Copy each line that has the string "JSON" somewhere in it.
>>>>
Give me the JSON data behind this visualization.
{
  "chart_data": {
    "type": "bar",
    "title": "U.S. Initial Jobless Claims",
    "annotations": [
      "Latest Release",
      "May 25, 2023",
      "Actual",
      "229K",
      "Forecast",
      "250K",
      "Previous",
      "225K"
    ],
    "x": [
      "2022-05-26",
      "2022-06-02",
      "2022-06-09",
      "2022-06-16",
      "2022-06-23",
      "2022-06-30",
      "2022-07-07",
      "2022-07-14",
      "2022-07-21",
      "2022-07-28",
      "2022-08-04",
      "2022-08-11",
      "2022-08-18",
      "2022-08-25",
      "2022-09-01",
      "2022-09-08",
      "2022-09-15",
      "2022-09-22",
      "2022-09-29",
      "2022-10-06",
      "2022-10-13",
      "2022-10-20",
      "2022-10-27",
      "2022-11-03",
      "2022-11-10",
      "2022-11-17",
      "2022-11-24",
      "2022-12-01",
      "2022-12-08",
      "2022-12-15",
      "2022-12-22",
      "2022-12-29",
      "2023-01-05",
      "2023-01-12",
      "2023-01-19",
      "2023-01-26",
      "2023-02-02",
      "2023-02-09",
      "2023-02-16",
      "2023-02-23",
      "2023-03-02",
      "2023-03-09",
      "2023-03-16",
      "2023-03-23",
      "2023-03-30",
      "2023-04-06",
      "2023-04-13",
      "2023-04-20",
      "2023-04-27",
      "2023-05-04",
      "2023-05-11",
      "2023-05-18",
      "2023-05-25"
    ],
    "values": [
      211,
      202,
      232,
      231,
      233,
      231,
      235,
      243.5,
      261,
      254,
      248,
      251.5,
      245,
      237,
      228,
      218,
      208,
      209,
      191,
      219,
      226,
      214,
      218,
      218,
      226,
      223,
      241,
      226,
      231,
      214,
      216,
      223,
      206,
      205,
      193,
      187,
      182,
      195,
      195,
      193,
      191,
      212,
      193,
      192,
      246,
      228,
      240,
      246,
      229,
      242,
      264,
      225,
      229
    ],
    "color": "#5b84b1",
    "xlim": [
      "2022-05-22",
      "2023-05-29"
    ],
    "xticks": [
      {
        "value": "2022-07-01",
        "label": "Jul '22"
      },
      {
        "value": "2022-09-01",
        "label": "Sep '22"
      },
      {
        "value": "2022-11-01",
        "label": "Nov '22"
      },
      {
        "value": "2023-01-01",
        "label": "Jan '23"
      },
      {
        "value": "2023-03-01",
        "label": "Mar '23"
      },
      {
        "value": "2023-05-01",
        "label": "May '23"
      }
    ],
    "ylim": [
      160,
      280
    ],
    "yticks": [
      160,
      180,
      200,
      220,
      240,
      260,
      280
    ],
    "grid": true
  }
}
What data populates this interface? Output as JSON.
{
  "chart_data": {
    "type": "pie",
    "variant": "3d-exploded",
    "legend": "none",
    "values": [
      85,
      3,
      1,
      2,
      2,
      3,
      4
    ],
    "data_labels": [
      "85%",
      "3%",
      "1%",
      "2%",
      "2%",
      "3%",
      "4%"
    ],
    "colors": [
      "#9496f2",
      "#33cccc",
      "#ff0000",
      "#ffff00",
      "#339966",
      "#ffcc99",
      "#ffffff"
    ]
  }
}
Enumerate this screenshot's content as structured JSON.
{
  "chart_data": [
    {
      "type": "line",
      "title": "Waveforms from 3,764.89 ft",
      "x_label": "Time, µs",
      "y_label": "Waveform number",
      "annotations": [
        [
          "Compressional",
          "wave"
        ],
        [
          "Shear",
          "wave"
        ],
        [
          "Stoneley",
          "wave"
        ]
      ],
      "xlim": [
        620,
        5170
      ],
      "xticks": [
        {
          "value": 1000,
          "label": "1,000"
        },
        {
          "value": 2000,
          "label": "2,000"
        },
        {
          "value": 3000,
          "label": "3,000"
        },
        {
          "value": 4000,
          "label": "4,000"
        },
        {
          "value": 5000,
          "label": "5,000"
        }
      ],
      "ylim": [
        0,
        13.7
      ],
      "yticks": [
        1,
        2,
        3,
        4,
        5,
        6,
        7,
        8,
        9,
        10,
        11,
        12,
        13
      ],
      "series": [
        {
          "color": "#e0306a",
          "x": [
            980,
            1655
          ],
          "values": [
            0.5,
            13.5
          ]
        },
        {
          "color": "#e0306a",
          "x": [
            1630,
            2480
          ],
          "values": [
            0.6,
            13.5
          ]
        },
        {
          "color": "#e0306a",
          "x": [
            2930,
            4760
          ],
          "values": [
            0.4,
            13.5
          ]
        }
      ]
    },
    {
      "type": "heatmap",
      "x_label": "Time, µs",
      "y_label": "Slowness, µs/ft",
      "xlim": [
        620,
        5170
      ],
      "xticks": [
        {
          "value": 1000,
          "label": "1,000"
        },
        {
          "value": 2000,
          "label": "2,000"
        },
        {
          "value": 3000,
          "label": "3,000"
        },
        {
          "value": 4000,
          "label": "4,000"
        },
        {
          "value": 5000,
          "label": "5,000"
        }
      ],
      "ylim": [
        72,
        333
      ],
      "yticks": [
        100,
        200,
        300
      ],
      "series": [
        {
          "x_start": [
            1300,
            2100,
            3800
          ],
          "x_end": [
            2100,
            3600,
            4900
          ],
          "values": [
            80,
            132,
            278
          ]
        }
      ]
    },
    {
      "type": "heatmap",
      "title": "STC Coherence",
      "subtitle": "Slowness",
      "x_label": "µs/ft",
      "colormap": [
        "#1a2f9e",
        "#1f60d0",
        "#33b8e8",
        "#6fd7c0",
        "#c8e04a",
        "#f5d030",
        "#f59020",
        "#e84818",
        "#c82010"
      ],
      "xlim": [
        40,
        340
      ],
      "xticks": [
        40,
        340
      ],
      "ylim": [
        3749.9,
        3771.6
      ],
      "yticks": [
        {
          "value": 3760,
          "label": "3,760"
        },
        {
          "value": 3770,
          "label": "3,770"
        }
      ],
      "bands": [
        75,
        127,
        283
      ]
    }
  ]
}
<<<<
RESPONSE FOR THIS EXERCISE:
Give me the JSON data behind this visualization.
What data populates this interface? Output as JSON.
Enumerate this screenshot's content as structured JSON.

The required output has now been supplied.